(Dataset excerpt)
● ● ● ●
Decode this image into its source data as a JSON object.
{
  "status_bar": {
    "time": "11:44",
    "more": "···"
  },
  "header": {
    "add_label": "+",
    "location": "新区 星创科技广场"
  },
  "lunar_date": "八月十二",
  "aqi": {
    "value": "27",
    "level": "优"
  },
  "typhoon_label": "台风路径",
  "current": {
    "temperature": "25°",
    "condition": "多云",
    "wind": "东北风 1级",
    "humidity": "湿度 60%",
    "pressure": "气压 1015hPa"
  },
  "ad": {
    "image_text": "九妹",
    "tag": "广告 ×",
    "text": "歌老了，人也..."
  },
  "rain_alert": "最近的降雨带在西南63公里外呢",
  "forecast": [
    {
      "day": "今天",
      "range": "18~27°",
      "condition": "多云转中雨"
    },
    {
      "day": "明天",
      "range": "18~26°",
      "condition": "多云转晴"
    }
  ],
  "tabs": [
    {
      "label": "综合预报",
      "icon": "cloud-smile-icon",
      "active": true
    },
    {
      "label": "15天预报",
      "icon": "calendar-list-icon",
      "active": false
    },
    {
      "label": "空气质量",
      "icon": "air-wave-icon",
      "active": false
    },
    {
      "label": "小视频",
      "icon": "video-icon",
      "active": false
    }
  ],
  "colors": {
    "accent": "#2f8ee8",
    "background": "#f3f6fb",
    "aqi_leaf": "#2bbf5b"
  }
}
● ● ● ●
**TASK TO CARRY OUT:**
Transcribe every record above exactly as it appears.

**COMPLETE RESPONSE:**
Decode this image into its source data as a JSON object.
{
  "status_bar": {
    "time": "11:44",
    "more": "···"
  },
  "header": {
    "add_label": "+",
    "location": "新区 星创科技广场"
  },
  "lunar_date": "八月十二",
  "aqi": {
    "value": "27",
    "level": "优"
  },
  "typhoon_label": "台风路径",
  "current": {
    "temperature": "25°",
    "condition": "多云",
    "wind": "东北风 1级",
    "humidity": "湿度 60%",
    "pressure": "气压 1015hPa"
  },
  "ad": {
    "image_text": "九妹",
    "tag": "广告 ×",
    "text": "歌老了，人也..."
  },
  "rain_alert": "最近的降雨带在西南63公里外呢",
  "forecast": [
    {
      "day": "今天",
      "range": "18~27°",
      "condition": "多云转中雨"
    },
    {
      "day": "明天",
      "range": "18~26°",
      "condition": "多云转晴"
    }
  ],
  "tabs": [
    {
      "label": "综合预报",
      "icon": "cloud-smile-icon",
      "active": true
    },
    {
      "label": "15天预报",
      "icon": "calendar-list-icon",
      "active": false
    },
    {
      "label": "空气质量",
      "icon": "air-wave-icon",
      "active": false
    },
    {
      "label": "小视频",
      "icon": "video-icon",
      "active": false
    }
  ],
  "colors": {
    "accent": "#2f8ee8",
    "background": "#f3f6fb",
    "aqi_leaf": "#2bbf5b"
  }
}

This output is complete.